BEGIN Records supplied

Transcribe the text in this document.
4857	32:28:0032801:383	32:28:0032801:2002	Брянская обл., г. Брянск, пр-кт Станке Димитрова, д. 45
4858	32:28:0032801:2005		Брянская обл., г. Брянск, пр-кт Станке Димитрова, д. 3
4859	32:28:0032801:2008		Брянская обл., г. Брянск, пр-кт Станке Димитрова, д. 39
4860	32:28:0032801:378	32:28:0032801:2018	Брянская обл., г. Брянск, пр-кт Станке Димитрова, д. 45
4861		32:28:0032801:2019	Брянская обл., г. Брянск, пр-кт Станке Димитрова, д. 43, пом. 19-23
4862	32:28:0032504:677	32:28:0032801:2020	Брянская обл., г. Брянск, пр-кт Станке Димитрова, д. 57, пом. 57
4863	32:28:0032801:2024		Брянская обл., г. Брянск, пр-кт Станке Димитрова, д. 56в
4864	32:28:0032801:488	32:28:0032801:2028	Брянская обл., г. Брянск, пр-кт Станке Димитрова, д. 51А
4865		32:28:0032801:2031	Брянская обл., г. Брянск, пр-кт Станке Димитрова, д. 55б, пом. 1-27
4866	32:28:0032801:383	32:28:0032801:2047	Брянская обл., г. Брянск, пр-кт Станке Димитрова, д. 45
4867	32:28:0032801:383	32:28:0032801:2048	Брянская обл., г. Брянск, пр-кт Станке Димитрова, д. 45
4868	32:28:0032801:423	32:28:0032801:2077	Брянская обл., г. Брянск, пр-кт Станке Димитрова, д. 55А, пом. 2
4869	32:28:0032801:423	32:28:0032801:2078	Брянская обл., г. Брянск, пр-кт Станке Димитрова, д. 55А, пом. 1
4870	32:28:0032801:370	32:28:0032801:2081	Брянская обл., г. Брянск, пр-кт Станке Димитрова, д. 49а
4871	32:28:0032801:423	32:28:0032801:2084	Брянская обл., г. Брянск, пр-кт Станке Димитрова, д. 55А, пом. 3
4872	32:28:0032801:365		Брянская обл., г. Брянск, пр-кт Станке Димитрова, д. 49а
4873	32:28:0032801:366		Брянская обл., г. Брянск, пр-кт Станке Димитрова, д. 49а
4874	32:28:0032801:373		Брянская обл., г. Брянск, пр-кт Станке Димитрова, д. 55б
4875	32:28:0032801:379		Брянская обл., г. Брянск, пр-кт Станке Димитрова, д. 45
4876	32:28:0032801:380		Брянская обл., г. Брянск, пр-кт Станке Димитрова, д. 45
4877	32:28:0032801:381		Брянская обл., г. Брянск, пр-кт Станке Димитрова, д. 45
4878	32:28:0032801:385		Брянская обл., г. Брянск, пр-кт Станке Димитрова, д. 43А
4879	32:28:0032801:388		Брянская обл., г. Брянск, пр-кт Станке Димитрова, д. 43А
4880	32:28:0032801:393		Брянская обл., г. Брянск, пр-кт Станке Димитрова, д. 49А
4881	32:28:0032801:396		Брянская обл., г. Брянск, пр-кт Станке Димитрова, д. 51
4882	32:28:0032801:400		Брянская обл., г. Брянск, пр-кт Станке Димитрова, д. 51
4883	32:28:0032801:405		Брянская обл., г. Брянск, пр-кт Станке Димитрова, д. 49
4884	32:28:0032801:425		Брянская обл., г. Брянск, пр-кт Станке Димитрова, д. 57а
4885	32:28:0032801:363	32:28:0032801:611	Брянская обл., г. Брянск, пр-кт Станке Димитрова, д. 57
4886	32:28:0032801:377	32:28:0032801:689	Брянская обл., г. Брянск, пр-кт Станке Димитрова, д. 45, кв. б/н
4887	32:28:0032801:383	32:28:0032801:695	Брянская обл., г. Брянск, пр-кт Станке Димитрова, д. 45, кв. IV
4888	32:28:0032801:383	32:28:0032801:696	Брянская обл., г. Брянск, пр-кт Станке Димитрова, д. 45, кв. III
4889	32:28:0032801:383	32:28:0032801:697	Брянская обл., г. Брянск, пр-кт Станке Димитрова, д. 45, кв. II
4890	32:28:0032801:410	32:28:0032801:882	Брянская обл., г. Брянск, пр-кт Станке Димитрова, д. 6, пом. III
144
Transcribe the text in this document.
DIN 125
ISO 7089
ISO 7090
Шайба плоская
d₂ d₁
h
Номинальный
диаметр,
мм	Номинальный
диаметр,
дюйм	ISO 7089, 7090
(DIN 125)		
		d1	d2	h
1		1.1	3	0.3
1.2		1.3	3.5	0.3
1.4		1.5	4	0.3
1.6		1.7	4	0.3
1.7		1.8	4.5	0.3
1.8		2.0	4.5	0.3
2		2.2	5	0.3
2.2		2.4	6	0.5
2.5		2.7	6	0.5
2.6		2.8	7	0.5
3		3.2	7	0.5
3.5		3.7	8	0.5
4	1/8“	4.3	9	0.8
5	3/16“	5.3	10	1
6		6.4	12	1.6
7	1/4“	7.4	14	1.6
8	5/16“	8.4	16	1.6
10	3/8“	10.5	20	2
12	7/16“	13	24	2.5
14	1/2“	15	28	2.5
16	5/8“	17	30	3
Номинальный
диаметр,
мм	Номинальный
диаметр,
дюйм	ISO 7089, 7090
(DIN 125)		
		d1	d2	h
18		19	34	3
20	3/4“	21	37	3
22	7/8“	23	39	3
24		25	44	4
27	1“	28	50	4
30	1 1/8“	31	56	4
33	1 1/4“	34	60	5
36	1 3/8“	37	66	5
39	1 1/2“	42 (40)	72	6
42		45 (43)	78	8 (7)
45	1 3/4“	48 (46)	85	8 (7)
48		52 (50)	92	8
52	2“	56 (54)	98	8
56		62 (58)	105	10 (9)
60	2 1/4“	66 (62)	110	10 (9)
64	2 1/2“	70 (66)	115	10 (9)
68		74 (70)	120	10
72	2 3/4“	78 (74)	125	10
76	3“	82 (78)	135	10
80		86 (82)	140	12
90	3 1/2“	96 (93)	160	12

END Records supplied

* [Exercise goal]: Write out the entries above once more, without altering anything.

* [Completed exercise]:
Transcribe the text in this document.
4857	32:28:0032801:383	32:28:0032801:2002	Брянская обл., г. Брянск, пр-кт Станке Димитрова, д. 45
4858	32:28:0032801:2005		Брянская обл., г. Брянск, пр-кт Станке Димитрова, д. 3
4859	32:28:0032801:2008		Брянская обл., г. Брянск, пр-кт Станке Димитрова, д. 39
4860	32:28:0032801:378	32:28:0032801:2018	Брянская обл., г. Брянск, пр-кт Станке Димитрова, д. 45
4861		32:28:0032801:2019	Брянская обл., г. Брянск, пр-кт Станке Димитрова, д. 43, пом. 19-23
4862	32:28:0032504:677	32:28:0032801:2020	Брянская обл., г. Брянск, пр-кт Станке Димитрова, д. 57, пом. 57
4863	32:28:0032801:2024		Брянская обл., г. Брянск, пр-кт Станке Димитрова, д. 56в
4864	32:28:0032801:488	32:28:0032801:2028	Брянская обл., г. Брянск, пр-кт Станке Димитрова, д. 51А
4865		32:28:0032801:2031	Брянская обл., г. Брянск, пр-кт Станке Димитрова, д. 55б, пом. 1-27
4866	32:28:0032801:383	32:28:0032801:2047	Брянская обл., г. Брянск, пр-кт Станке Димитрова, д. 45
4867	32:28:0032801:383	32:28:0032801:2048	Брянская обл., г. Брянск, пр-кт Станке Димитрова, д. 45
4868	32:28:0032801:423	32:28:0032801:2077	Брянская обл., г. Брянск, пр-кт Станке Димитрова, д. 55А, пом. 2
4869	32:28:0032801:423	32:28:0032801:2078	Брянская обл., г. Брянск, пр-кт Станке Димитрова, д. 55А, пом. 1
4870	32:28:0032801:370	32:28:0032801:2081	Брянская обл., г. Брянск, пр-кт Станке Димитрова, д. 49а
4871	32:28:0032801:423	32:28:0032801:2084	Брянская обл., г. Брянск, пр-кт Станке Димитрова, д. 55А, пом. 3
4872	32:28:0032801:365		Брянская обл., г. Брянск, пр-кт Станке Димитрова, д. 49а
4873	32:28:0032801:366		Брянская обл., г. Брянск, пр-кт Станке Димитрова, д. 49а
4874	32:28:0032801:373		Брянская обл., г. Брянск, пр-кт Станке Димитрова, д. 55б
4875	32:28:0032801:379		Брянская обл., г. Брянск, пр-кт Станке Димитрова, д. 45
4876	32:28:0032801:380		Брянская обл., г. Брянск, пр-кт Станке Димитрова, д. 45
4877	32:28:0032801:381		Брянская обл., г. Брянск, пр-кт Станке Димитрова, д. 45
4878	32:28:0032801:385		Брянская обл., г. Брянск, пр-кт Станке Димитрова, д. 43А
4879	32:28:0032801:388		Брянская обл., г. Брянск, пр-кт Станке Димитрова, д. 43А
4880	32:28:0032801:393		Брянская обл., г. Брянск, пр-кт Станке Димитрова, д. 49А
4881	32:28:0032801:396		Брянская обл., г. Брянск, пр-кт Станке Димитрова, д. 51
4882	32:28:0032801:400		Брянская обл., г. Брянск, пр-кт Станке Димитрова, д. 51
4883	32:28:0032801:405		Брянская обл., г. Брянск, пр-кт Станке Димитрова, д. 49
4884	32:28:0032801:425		Брянская обл., г. Брянск, пр-кт Станке Димитрова, д. 57а
4885	32:28:0032801:363	32:28:0032801:611	Брянская обл., г. Брянск, пр-кт Станке Димитрова, д. 57
4886	32:28:0032801:377	32:28:0032801:689	Брянская обл., г. Брянск, пр-кт Станке Димитрова, д. 45, кв. б/н
4887	32:28:0032801:383	32:28:0032801:695	Брянская обл., г. Брянск, пр-кт Станке Димитрова, д. 45, кв. IV
4888	32:28:0032801:383	32:28:0032801:696	Брянская обл., г. Брянск, пр-кт Станке Димитрова, д. 45, кв. III
4889	32:28:0032801:383	32:28:0032801:697	Брянская обл., г. Брянск, пр-кт Станке Димитрова, д. 45, кв. II
4890	32:28:0032801:410	32:28:0032801:882	Брянская обл., г. Брянск, пр-кт Станке Димитрова, д. 6, пом. III
144
Transcribe the text in this document.
DIN 125
ISO 7089
ISO 7090
Шайба плоская
d₂ d₁
h
Номинальный
диаметр,
мм	Номинальный
диаметр,
дюйм	ISO 7089, 7090
(DIN 125)		
		d1	d2	h
1		1.1	3	0.3
1.2		1.3	3.5	0.3
1.4		1.5	4	0.3
1.6		1.7	4	0.3
1.7		1.8	4.5	0.3
1.8		2.0	4.5	0.3
2		2.2	5	0.3
2.2		2.4	6	0.5
2.5		2.7	6	0.5
2.6		2.8	7	0.5
3		3.2	7	0.5
3.5		3.7	8	0.5
4	1/8“	4.3	9	0.8
5	3/16“	5.3	10	1
6		6.4	12	1.6
7	1/4“	7.4	14	1.6
8	5/16“	8.4	16	1.6
10	3/8“	10.5	20	2
12	7/16“	13	24	2.5
14	1/2“	15	28	2.5
16	5/8“	17	30	3
Номинальный
диаметр,
мм	Номинальный
диаметр,
дюйм	ISO 7089, 7090
(DIN 125)		
		d1	d2	h
18		19	34	3
20	3/4“	21	37	3
22	7/8“	23	39	3
24		25	44	4
27	1“	28	50	4
30	1 1/8“	31	56	4
33	1 1/4“	34	60	5
36	1 3/8“	37	66	5
39	1 1/2“	42 (40)	72	6
42		45 (43)	78	8 (7)
45	1 3/4“	48 (46)	85	8 (7)
48		52 (50)	92	8
52	2“	56 (54)	98	8
56		62 (58)	105	10 (9)
60	2 1/4“	66 (62)	110	10 (9)
64	2 1/2“	70 (66)	115	10 (9)
68		74 (70)	120	10
72	2 3/4“	78 (74)	125	10
76	3“	82 (78)	135	10
80		86 (82)	140	12
90	3 1/2“	96 (93)	160	12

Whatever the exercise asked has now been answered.